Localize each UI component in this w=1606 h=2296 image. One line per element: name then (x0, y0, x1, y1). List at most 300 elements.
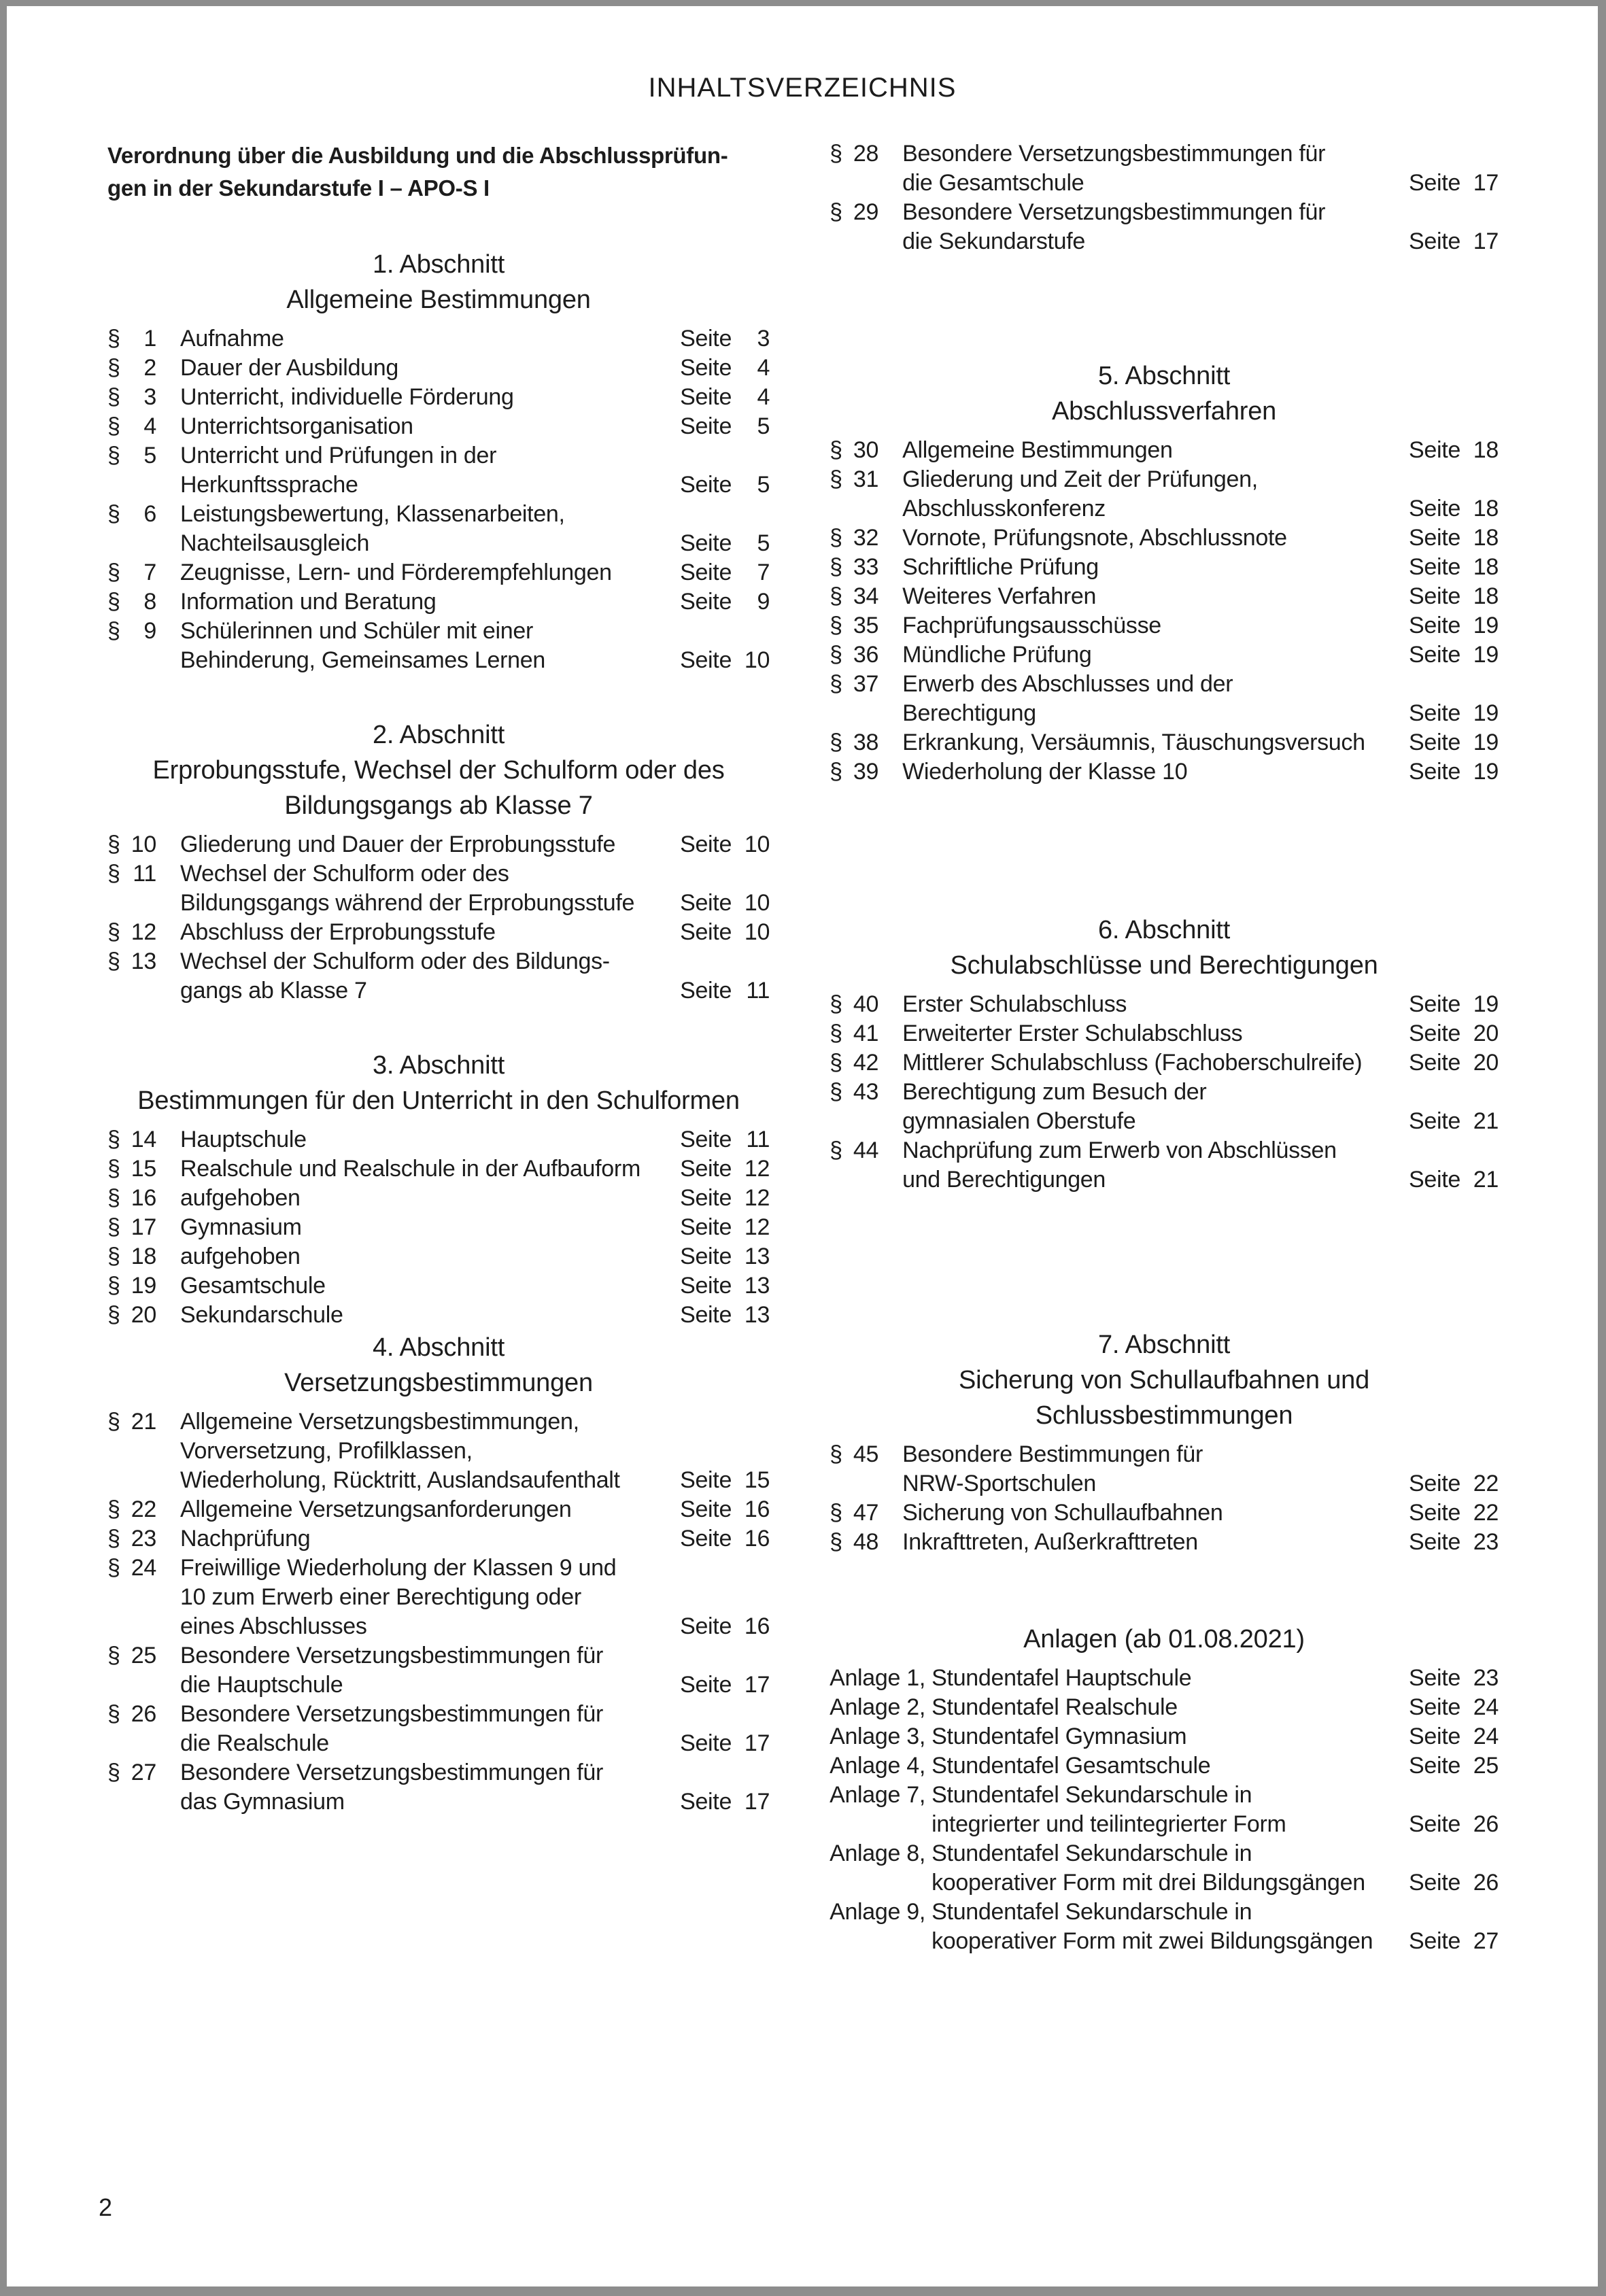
entry-title-line: Nachprüfung (180, 1526, 311, 1552)
toc-entry-row (107, 859, 770, 918)
seite-number: 18 (1473, 554, 1499, 580)
toc-entry-row (107, 1524, 770, 1554)
toc-anlage-row (830, 1751, 1499, 1781)
section-heading (107, 1048, 770, 1118)
paragraph-number (107, 1154, 156, 1184)
paragraph-sign: § (107, 1526, 120, 1552)
paragraph-sign: § (107, 1701, 120, 1727)
page-reference (1402, 728, 1499, 757)
toc-anlage-row (830, 1664, 1499, 1693)
paragraph-sign: § (830, 1529, 842, 1555)
anlage-title (830, 1781, 1402, 1839)
section-heading-line: Anlagen (ab 01.08.2021) (1023, 1625, 1305, 1654)
page-reference (1402, 436, 1499, 465)
page-reference (1402, 1664, 1499, 1693)
paragraph-number (107, 441, 156, 470)
entry-title-line: aufgehoben (180, 1244, 301, 1269)
anlage-title (830, 1839, 1402, 1898)
paragraph-number-value: 37 (853, 671, 879, 697)
paragraph-number-value: 35 (853, 613, 879, 638)
seite-number: 7 (757, 560, 770, 585)
seite-number: 19 (1473, 759, 1499, 785)
paragraph-number-value: 24 (131, 1555, 156, 1581)
entry-title (180, 1125, 673, 1154)
regulation-title (107, 139, 770, 205)
entry-title (180, 1271, 673, 1301)
seite-number: 18 (1473, 525, 1499, 551)
paragraph-number-value: 23 (131, 1526, 156, 1552)
seite-label: Seite (680, 589, 732, 615)
seite-label: Seite (680, 1156, 732, 1182)
section-heading-line: 3. Abschnitt (373, 1051, 505, 1080)
paragraph-number (107, 947, 156, 976)
entry-title (180, 1242, 673, 1271)
entry-title (902, 436, 1402, 465)
section-heading-line: 1. Abschnitt (373, 250, 505, 279)
paragraph-sign: § (107, 501, 120, 527)
seite-label: Seite (680, 413, 732, 439)
entry-title (180, 859, 673, 918)
entry-title-line: Abschluss der Erprobungsstufe (180, 919, 496, 945)
section-heading (107, 717, 770, 823)
paragraph-number (830, 139, 878, 169)
seite-label: Seite (680, 1496, 732, 1522)
seite-label: Seite (680, 832, 732, 857)
seite-number: 11 (746, 1127, 770, 1152)
paragraph-number-value: 8 (143, 589, 156, 615)
paragraph-number-value: 17 (131, 1214, 156, 1240)
paragraph-number (830, 1498, 878, 1528)
page-reference (1402, 1107, 1499, 1136)
entry-title-line: Wiederholung der Klasse 10 (902, 759, 1188, 785)
paragraph-sign: § (107, 560, 120, 585)
toc-entry-row (830, 139, 1499, 198)
paragraph-number-value: 13 (131, 948, 156, 974)
toc-entry-row (107, 1301, 770, 1330)
seite-number: 4 (757, 355, 770, 381)
paragraph-sign: § (830, 991, 842, 1017)
seite-number: 26 (1473, 1811, 1499, 1837)
seite-number: 16 (744, 1613, 770, 1639)
page-reference (1402, 1048, 1499, 1078)
toc-anlage-row (830, 1898, 1499, 1956)
seite-label: Seite (1409, 1050, 1460, 1076)
page-reference (1402, 611, 1499, 640)
seite-label: Seite (680, 890, 732, 916)
entry-title-line: Fachprüfungsausschüsse (902, 613, 1161, 638)
seite-label: Seite (1409, 1724, 1460, 1749)
entry-title-line: Besondere Bestimmungen für (902, 1441, 1203, 1467)
paragraph-number-value: 31 (853, 466, 879, 492)
toc-entry-row (107, 558, 770, 587)
entry-title-line: Zeugnisse, Lern- und Förderempfehlungen (180, 560, 612, 585)
page-reference (673, 1213, 770, 1242)
toc-entry-row (107, 1700, 770, 1758)
page-reference (1402, 1722, 1499, 1751)
entry-title-line: Schriftliche Prüfung (902, 554, 1099, 580)
entry-title-line: Besondere Versetzungsbestimmungen für (902, 199, 1326, 225)
seite-number: 5 (757, 413, 770, 439)
paragraph-number (107, 1554, 156, 1583)
entry-title-line: Abschlusskonferenz (902, 496, 1106, 521)
seite-number: 19 (1473, 730, 1499, 755)
page-reference (673, 1154, 770, 1184)
paragraph-number (107, 1758, 156, 1787)
page-reference (673, 1612, 770, 1641)
paragraph-number-value: 30 (853, 437, 879, 463)
seite-number: 5 (757, 472, 770, 498)
entry-title (180, 558, 673, 587)
entry-title-line: Allgemeine Versetzungsanforderungen (180, 1496, 572, 1522)
paragraph-number (830, 524, 878, 553)
toc-entry-row (107, 1271, 770, 1301)
toc-entry-row (830, 1498, 1499, 1528)
paragraph-number-value: 39 (853, 759, 879, 785)
paragraph-number (830, 757, 878, 787)
section-heading-line: Abschlussverfahren (1051, 397, 1277, 426)
page-reference (673, 1184, 770, 1213)
section-heading-line: 7. Abschnitt (1098, 1331, 1231, 1359)
page-reference (673, 412, 770, 441)
page-reference (1402, 1019, 1499, 1048)
paragraph-number-value: 43 (853, 1079, 879, 1105)
seite-number: 16 (744, 1526, 770, 1552)
anlage-title (830, 1751, 1402, 1781)
seite-label: Seite (680, 1467, 732, 1493)
toc-entry-row (830, 524, 1499, 553)
entry-title-line: Unterricht, individuelle Förderung (180, 384, 514, 410)
paragraph-number-value: 38 (853, 730, 879, 755)
toc-entry-row (107, 1213, 770, 1242)
paragraph-number (107, 1407, 156, 1437)
seite-label: Seite (680, 1214, 732, 1240)
paragraph-sign: § (107, 413, 120, 439)
paragraph-sign: § (830, 730, 842, 755)
toc-entry-row (830, 757, 1499, 787)
seite-number: 22 (1473, 1500, 1499, 1526)
paragraph-number-value: 28 (853, 141, 879, 167)
paragraph-number-value: 2 (143, 355, 156, 381)
toc-entry-row (107, 1641, 770, 1700)
paragraph-number-value: 40 (853, 991, 879, 1017)
seite-number: 10 (744, 890, 770, 916)
seite-number: 17 (744, 1672, 770, 1698)
seite-number: 21 (1473, 1167, 1499, 1193)
entry-title (902, 139, 1402, 198)
paragraph-number (830, 990, 878, 1019)
entry-title-line: Hauptschule (180, 1127, 307, 1152)
paragraph-number-value: 19 (131, 1273, 156, 1299)
paragraph-number (107, 1700, 156, 1729)
page-reference (1402, 699, 1499, 728)
paragraph-sign: § (830, 199, 842, 225)
seite-number: 17 (744, 1789, 770, 1815)
page-reference (1402, 1868, 1499, 1898)
seite-number: 15 (744, 1467, 770, 1493)
paragraph-sign: § (107, 1244, 120, 1269)
paragraph-number-value: 14 (131, 1127, 156, 1152)
seite-label: Seite (680, 1185, 732, 1211)
seite-label: Seite (1409, 554, 1460, 580)
toc-entry-row (830, 640, 1499, 670)
toc-entry-row (107, 324, 770, 354)
seite-number: 12 (744, 1185, 770, 1211)
seite-number: 17 (1473, 228, 1499, 254)
entry-title-line: das Gymnasium (180, 1789, 345, 1815)
section-heading-line: Bestimmungen für den Unterricht in den Schulformen (137, 1086, 740, 1115)
paragraph-number (107, 617, 156, 646)
entry-title-line: Mittlerer Schulabschluss (Fachoberschulreife) (902, 1050, 1363, 1076)
entry-title-line: Gymnasium (180, 1214, 302, 1240)
page-reference (1402, 1165, 1499, 1195)
seite-label: Seite (1409, 1021, 1460, 1046)
seite-label: Seite (1409, 496, 1460, 521)
anlage-title-line: kooperativer Form mit zwei Bildungsgängen (932, 1928, 1373, 1954)
section-heading-line: Schlussbestimmungen (1035, 1401, 1293, 1430)
entry-title (902, 1528, 1402, 1557)
entry-title-line: Erkrankung, Versäumnis, Täuschungsversuch (902, 730, 1365, 755)
seite-number: 24 (1473, 1694, 1499, 1720)
seite-number: 17 (744, 1730, 770, 1756)
page-reference (673, 529, 770, 558)
paragraph-number-value: 26 (131, 1701, 156, 1727)
seite-number: 20 (1473, 1021, 1499, 1046)
seite-number: 10 (744, 919, 770, 945)
seite-number: 22 (1473, 1471, 1499, 1496)
entry-title-line: die Hauptschule (180, 1672, 343, 1698)
entry-title-line: Gliederung und Dauer der Erprobungsstufe (180, 832, 616, 857)
seite-number: 18 (1473, 583, 1499, 609)
anlage-title-line: Anlage 4, Stundentafel Gesamtschule (830, 1753, 1211, 1779)
toc-entry-row (107, 500, 770, 558)
toc-section (107, 1048, 770, 1330)
paragraph-number (107, 1301, 156, 1330)
paragraph-number-value: 12 (131, 919, 156, 945)
paragraph-number-value: 16 (131, 1185, 156, 1211)
seite-label: Seite (1409, 642, 1460, 668)
paragraph-number-value: 34 (853, 583, 879, 609)
entry-title-line: Besondere Versetzungsbestimmungen für (902, 141, 1326, 167)
entry-title (180, 441, 673, 500)
anlage-title-line: Anlage 2, Stundentafel Realschule (830, 1694, 1178, 1720)
entry-title (902, 1498, 1402, 1528)
page-reference (673, 1301, 770, 1330)
seite-number: 10 (744, 832, 770, 857)
toc-entry-row (107, 441, 770, 500)
seite-number: 4 (757, 384, 770, 410)
page-reference (673, 646, 770, 675)
entry-title-line: eines Abschlusses (180, 1613, 367, 1639)
entry-title (180, 947, 673, 1006)
seite-number: 13 (744, 1302, 770, 1328)
paragraph-sign: § (830, 1021, 842, 1046)
entry-title-line: Erweiterter Erster Schulabschluss (902, 1021, 1243, 1046)
seite-label: Seite (680, 384, 732, 410)
toc-entry-row (830, 1528, 1499, 1557)
paragraph-sign: § (830, 642, 842, 668)
toc-entry-row (830, 611, 1499, 640)
anlage-title-line: kooperativer Form mit drei Bildungsgängen (932, 1870, 1365, 1896)
entry-title-line: Weiteres Verfahren (902, 583, 1097, 609)
seite-label: Seite (1409, 1665, 1460, 1691)
seite-label: Seite (680, 560, 732, 585)
paragraph-number-value: 32 (853, 525, 879, 551)
entry-title-line: Freiwillige Wiederholung der Klassen 9 und (180, 1555, 617, 1581)
paragraph-number-value: 21 (131, 1409, 156, 1435)
seite-number: 27 (1473, 1928, 1499, 1954)
seite-label: Seite (1409, 1500, 1460, 1526)
toc-entry-row (830, 582, 1499, 611)
toc-entry-row (830, 553, 1499, 582)
seite-label: Seite (1409, 228, 1460, 254)
paragraph-number (830, 640, 878, 670)
paragraph-number-value: 22 (131, 1496, 156, 1522)
seite-label: Seite (680, 1526, 732, 1552)
section-heading-line: Allgemeine Bestimmungen (286, 286, 591, 314)
section-heading-line: Schulabschlüsse und Berechtigungen (950, 951, 1378, 980)
page-reference (1402, 1927, 1499, 1956)
page-reference (673, 830, 770, 859)
seite-number: 23 (1473, 1665, 1499, 1691)
entry-title-line: Nachprüfung zum Erwerb von Abschlüssen (902, 1137, 1337, 1163)
entry-title-line: Besondere Versetzungsbestimmungen für (180, 1760, 604, 1785)
paragraph-sign: § (830, 554, 842, 580)
entry-title (902, 1048, 1402, 1078)
paragraph-number (830, 1078, 878, 1107)
paragraph-number-value: 5 (143, 443, 156, 468)
entry-title-line: Besondere Versetzungsbestimmungen für (180, 1643, 604, 1668)
toc-entry-row (107, 587, 770, 617)
page-reference (673, 976, 770, 1006)
entry-title (902, 198, 1402, 256)
entry-title (180, 587, 673, 617)
entry-title-line: Vornote, Prüfungsnote, Abschlussnote (902, 525, 1287, 551)
paragraph-number-value: 33 (853, 554, 879, 580)
anlage-title-line: Anlage 1, Stundentafel Hauptschule (830, 1665, 1192, 1691)
seite-label: Seite (680, 1730, 732, 1756)
page-reference (673, 1787, 770, 1817)
paragraph-sign: § (830, 466, 842, 492)
page-number: 2 (99, 2193, 113, 2221)
toc-column-left (107, 139, 770, 1817)
section-heading-line: Sicherung von Schullaufbahnen und (959, 1366, 1370, 1394)
entry-title (180, 617, 673, 675)
seite-label: Seite (680, 530, 732, 556)
paragraph-sign: § (830, 141, 842, 167)
paragraph-number-value: 20 (131, 1302, 156, 1328)
toc-entry-row (830, 990, 1499, 1019)
toc-entry-row (830, 1078, 1499, 1136)
paragraph-number-value: 15 (131, 1156, 156, 1182)
seite-label: Seite (680, 472, 732, 498)
seite-number: 24 (1473, 1724, 1499, 1749)
paragraph-number (830, 1528, 878, 1557)
toc-anlage-row (830, 1693, 1499, 1722)
paragraph-sign: § (107, 326, 120, 352)
entry-title (902, 611, 1402, 640)
seite-label: Seite (680, 978, 732, 1004)
entry-title (902, 524, 1402, 553)
paragraph-number (107, 1242, 156, 1271)
page-reference (1402, 1693, 1499, 1722)
toc-entry-row (107, 1758, 770, 1817)
page-reference (1402, 169, 1499, 198)
toc-entry-row (830, 1136, 1499, 1195)
paragraph-number-value: 36 (853, 642, 879, 668)
seite-number: 25 (1473, 1753, 1499, 1779)
entry-title-line: Aufnahme (180, 326, 284, 352)
seite-label: Seite (680, 326, 732, 352)
seite-label: Seite (680, 647, 732, 673)
paragraph-number-value: 9 (143, 618, 156, 644)
entry-title-line: Wechsel der Schulform oder des (180, 861, 509, 887)
toc-entry-row (107, 1554, 770, 1641)
entry-title-line: NRW-Sportschulen (902, 1471, 1097, 1496)
seite-number: 13 (744, 1273, 770, 1299)
paragraph-number (107, 500, 156, 529)
anlage-title (830, 1722, 1402, 1751)
toc-entry-row (107, 947, 770, 1006)
paragraph-sign: § (107, 832, 120, 857)
entry-title (180, 324, 673, 354)
paragraph-sign: § (107, 1302, 120, 1328)
seite-number: 10 (744, 647, 770, 673)
entry-title-line: Sicherung von Schullaufbahnen (902, 1500, 1223, 1526)
page-reference (673, 1242, 770, 1271)
paragraph-number (830, 1048, 878, 1078)
seite-label: Seite (680, 1244, 732, 1269)
paragraph-number (830, 670, 878, 699)
toc-entry-row (107, 412, 770, 441)
section-heading (830, 1622, 1499, 1657)
paragraph-number (107, 1641, 156, 1670)
paragraph-number (107, 1524, 156, 1554)
entry-title (180, 383, 673, 412)
section-heading (830, 1327, 1499, 1433)
entry-title (180, 412, 673, 441)
seite-number: 18 (1473, 496, 1499, 521)
seite-label: Seite (680, 1127, 732, 1152)
regulation-title-line: Verordnung über die Ausbildung und die Abschlussprüfun- (107, 143, 728, 168)
entry-title-line: Unterricht und Prüfungen in der (180, 443, 497, 468)
anlage-title-line: Anlage 8, Stundentafel Sekundarschule in (830, 1840, 1252, 1866)
seite-label: Seite (680, 1613, 732, 1639)
toc-section (830, 1327, 1499, 1557)
toc-entry-row (830, 1440, 1499, 1498)
toc-section (830, 1622, 1499, 1956)
paragraph-number-value: 11 (133, 861, 156, 887)
paragraph-number (107, 587, 156, 617)
seite-label: Seite (1409, 613, 1460, 638)
paragraph-number-value: 48 (853, 1529, 879, 1555)
toc-anlage-row (830, 1839, 1499, 1898)
paragraph-number (830, 611, 878, 640)
paragraph-sign: § (107, 618, 120, 644)
page-reference (1402, 553, 1499, 582)
page-reference (673, 918, 770, 947)
paragraph-number-value: 18 (131, 1244, 156, 1269)
paragraph-number-value: 7 (143, 560, 156, 585)
seite-label: Seite (1409, 1811, 1460, 1837)
toc-entry-row (107, 1184, 770, 1213)
paragraph-number-value: 41 (853, 1021, 879, 1046)
entry-title (180, 918, 673, 947)
seite-label: Seite (1409, 1167, 1460, 1193)
page-reference (673, 324, 770, 354)
paragraph-sign: § (107, 443, 120, 468)
entry-title (180, 1154, 673, 1184)
entry-title-line: gymnasialen Oberstufe (902, 1108, 1136, 1134)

• _STATED TASK_: Select and copy out each line in the listing above that contains the word "kooperativer".

• _SOLUTION_:
anlage-title-line: kooperativer Form mit zwei Bildungsgängen (932, 1928, 1373, 1954)
anlage-title-line: kooperativer Form mit drei Bildungsgängen (932, 1870, 1365, 1896)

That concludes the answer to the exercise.